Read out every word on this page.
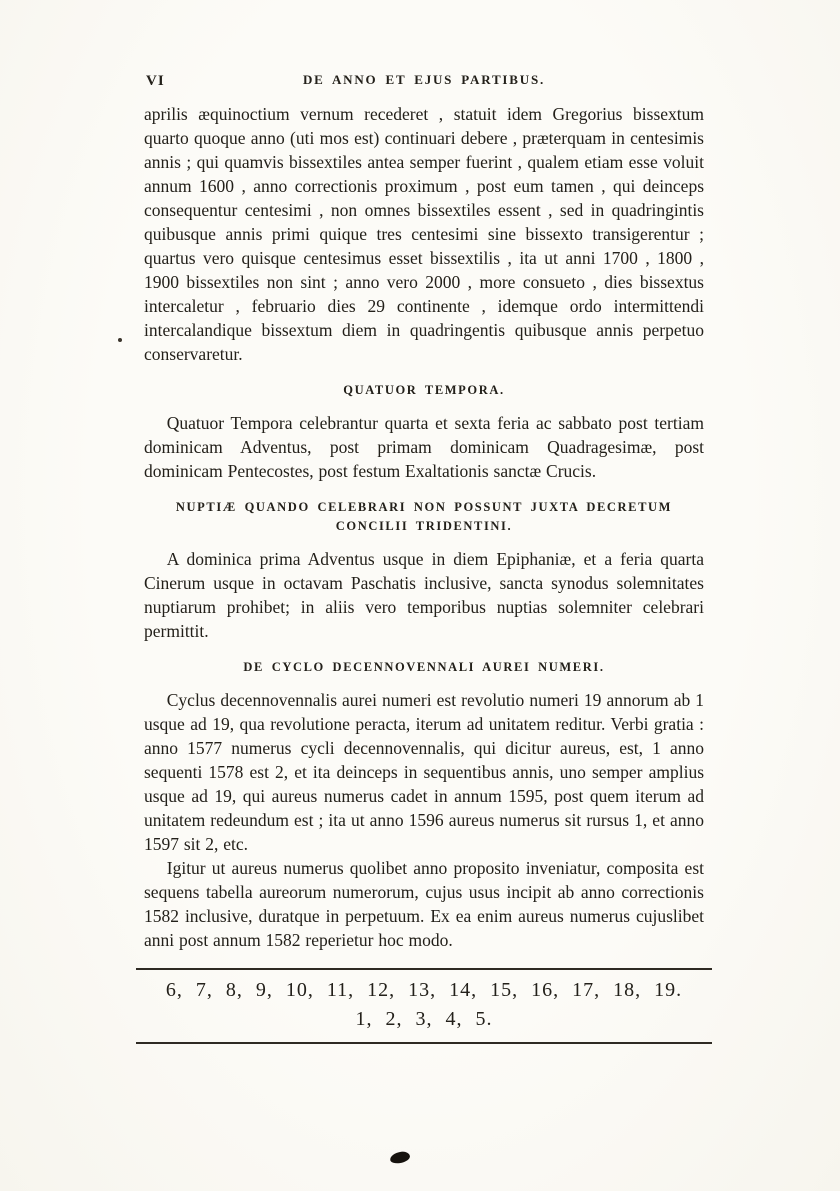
VI	DE ANNO ET EJUS PARTIBUS.

aprilis æquinoctium vernum recederet , statuit idem Gregorius bissextum quarto quoque anno (uti mos est) continuari debere , præterquam in centesimis annis ; qui quamvis bissextiles antea semper fuerint , qualem etiam esse voluit annum 1600 , anno correctionis proximum , post eum tamen , qui deinceps consequentur centesimi , non omnes bissextiles essent , sed in quadringintis quibusque annis primi quique tres centesimi sine bissexto transigerentur ; quartus vero quisque centesimus esset bissextilis , ita ut anni 1700 , 1800 , 1900 bissextiles non sint ; anno vero 2000 , more consueto , dies bissextus intercaletur , februario dies 29 continente , idemque ordo intermittendi intercalandique bissextum diem in quadringentis quibusque annis perpetuo conservaretur.

QUATUOR TEMPORA.

Quatuor Tempora celebrantur quarta et sexta feria ac sabbato post tertiam dominicam Adventus, post primam dominicam Quadragesimæ, post dominicam Pentecostes, post festum Exaltationis sanctæ Crucis.

NUPTIÆ QUANDO CELEBRARI NON POSSUNT JUXTA DECRETUM
CONCILII TRIDENTINI.

A dominica prima Adventus usque in diem Epiphaniæ, et a feria quarta Cinerum usque in octavam Paschatis inclusive, sancta synodus solemnitates nuptiarum prohibet; in aliis vero temporibus nuptias solemniter celebrari permittit.

DE CYCLO DECENNOVENNALI AUREI NUMERI.

Cyclus decennovennalis aurei numeri est revolutio numeri 19 annorum ab 1 usque ad 19, qua revolutione peracta, iterum ad unitatem reditur. Verbi gratia : anno 1577 numerus cycli decennovennalis, qui dicitur aureus, est, 1 anno sequenti 1578 est 2, et ita deinceps in sequentibus annis, uno semper amplius usque ad 19, qui aureus numerus cadet in annum 1595, post quem iterum ad unitatem redeundum est ; ita ut anno 1596 aureus numerus sit rursus 1, et anno 1597 sit 2, etc.

Igitur ut aureus numerus quolibet anno proposito inveniatur, composita est sequens tabella aureorum numerorum, cujus usus incipit ab anno correctionis 1582 inclusive, duratque in perpetuum. Ex ea enim aureus numerus cujuslibet anni post annum 1582 reperietur hoc modo.

6, 7, 8, 9, 10, 11, 12, 13, 14, 15, 16, 17, 18, 19.

1, 2, 3, 4, 5.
# # # # # # #
Return all of the data exactly as written, and drop the pictures.

_COMPLETE ANSWER_
Read out every word on this page.
VI	DE ANNO ET EJUS PARTIBUS.

aprilis æquinoctium vernum recederet , statuit idem Gregorius bissextum quarto quoque anno (uti mos est) continuari debere , præterquam in centesimis annis ; qui quamvis bissextiles antea semper fuerint , qualem etiam esse voluit annum 1600 , anno correctionis proximum , post eum tamen , qui deinceps consequentur centesimi , non omnes bissextiles essent , sed in quadringintis quibusque annis primi quique tres centesimi sine bissexto transigerentur ; quartus vero quisque centesimus esset bissextilis , ita ut anni 1700 , 1800 , 1900 bissextiles non sint ; anno vero 2000 , more consueto , dies bissextus intercaletur , februario dies 29 continente , idemque ordo intermittendi intercalandique bissextum diem in quadringentis quibusque annis perpetuo conservaretur.

QUATUOR TEMPORA.

Quatuor Tempora celebrantur quarta et sexta feria ac sabbato post tertiam dominicam Adventus, post primam dominicam Quadragesimæ, post dominicam Pentecostes, post festum Exaltationis sanctæ Crucis.

NUPTIÆ QUANDO CELEBRARI NON POSSUNT JUXTA DECRETUM
CONCILII TRIDENTINI.

A dominica prima Adventus usque in diem Epiphaniæ, et a feria quarta Cinerum usque in octavam Paschatis inclusive, sancta synodus solemnitates nuptiarum prohibet; in aliis vero temporibus nuptias solemniter celebrari permittit.

DE CYCLO DECENNOVENNALI AUREI NUMERI.

Cyclus decennovennalis aurei numeri est revolutio numeri 19 annorum ab 1 usque ad 19, qua revolutione peracta, iterum ad unitatem reditur. Verbi gratia : anno 1577 numerus cycli decennovennalis, qui dicitur aureus, est, 1 anno sequenti 1578 est 2, et ita deinceps in sequentibus annis, uno semper amplius usque ad 19, qui aureus numerus cadet in annum 1595, post quem iterum ad unitatem redeundum est ; ita ut anno 1596 aureus numerus sit rursus 1, et anno 1597 sit 2, etc.

Igitur ut aureus numerus quolibet anno proposito inveniatur, composita est sequens tabella aureorum numerorum, cujus usus incipit ab anno correctionis 1582 inclusive, duratque in perpetuum. Ex ea enim aureus numerus cujuslibet anni post annum 1582 reperietur hoc modo.

6, 7, 8, 9, 10, 11, 12, 13, 14, 15, 16, 17, 18, 19.

1, 2, 3, 4, 5.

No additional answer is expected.